### PROBLEM DESCRIPTION
Answer these questions about the forum thread on training stopping after the first step:
1. Which GPU is being used to train the model?
2. What learning rate is set in the trainer parameters?
3. On which platform did the behavior occur?

### SOURCE EXCERPT
-- Begin --
#Training stops after first step

1 messages · Page 1 of 1 (latest)

deft prawn
#

I see

I am using a teslaV100 to train a Mistral 12b Nemo.
It stops after the first steps..
I can't understand: my Dataset should be OK. Made some tests with some rows print(dataset[0]) # Print the first sample and was fine.
If I switch from epoch to steps only, I saw that it goes to the steps after 1 without issues: weird...

Here my params. Any idea ?

trainer = SFTTrainer(
model = model,
tokenizer = tokenizer,
train_dataset = dataset,
dataset_text_field = "text",
max_seq_length = max_seq_length,
dataset_num_proc = 2,
packing = False, # Can make training 5x faster for short sequences.
args = TrainingArguments(
per_device_train_batch_size = 2,
gradient_accumulation_steps = 4,
warmup_steps = 5,
max_steps = 0, # Make just the steps not all the rows.
num_train_epochs = 1, # For longer training runs!
learning_rate = 2e-5, # consider lowering it to 1e-5 or even 5e-6
fp16 = not is_bfloat16_supported(),
bf16 = is_bfloat16_supported(),
logging_steps = 1,
optim = "adamw_8bit",
weight_decay = 0.01,
lr_scheduler_type = "linear",
seed = 3407,
output_dir = "outputs",
report_to = "none", # Use this for WandB etc
),
)

deft prawn
#

actually the behavior was experienced in Vast.ai and not in Colab.
Same data

small lintel
#

I think you don't need to specify the max_steps if you want to use epochs

deft prawn
rugged socket
#

you have to remove max_steps
if you set it to 0 it will not really do something but directly stop training.

If you want to use all your data you should use the epochs argument instead.

deft prawn
-- End --
### COLLECTED MATERIAL
-- Begin --
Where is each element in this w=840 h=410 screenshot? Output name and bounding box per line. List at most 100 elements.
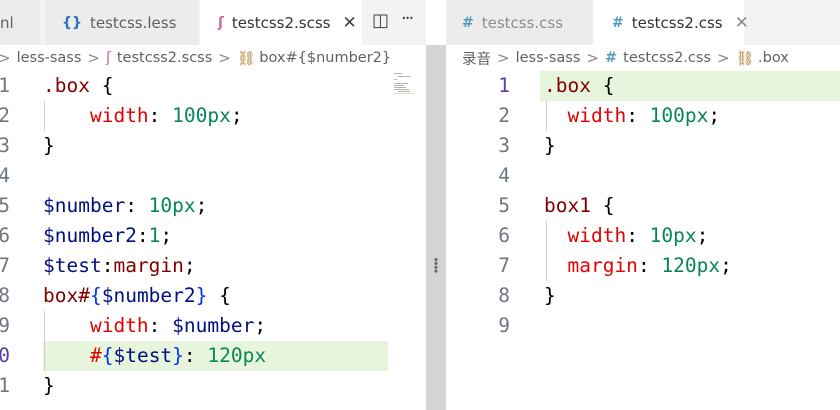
-- End --
### IN RESPONSE
1. A Tesla V100.
2. 2e-5.
3. Vast.ai.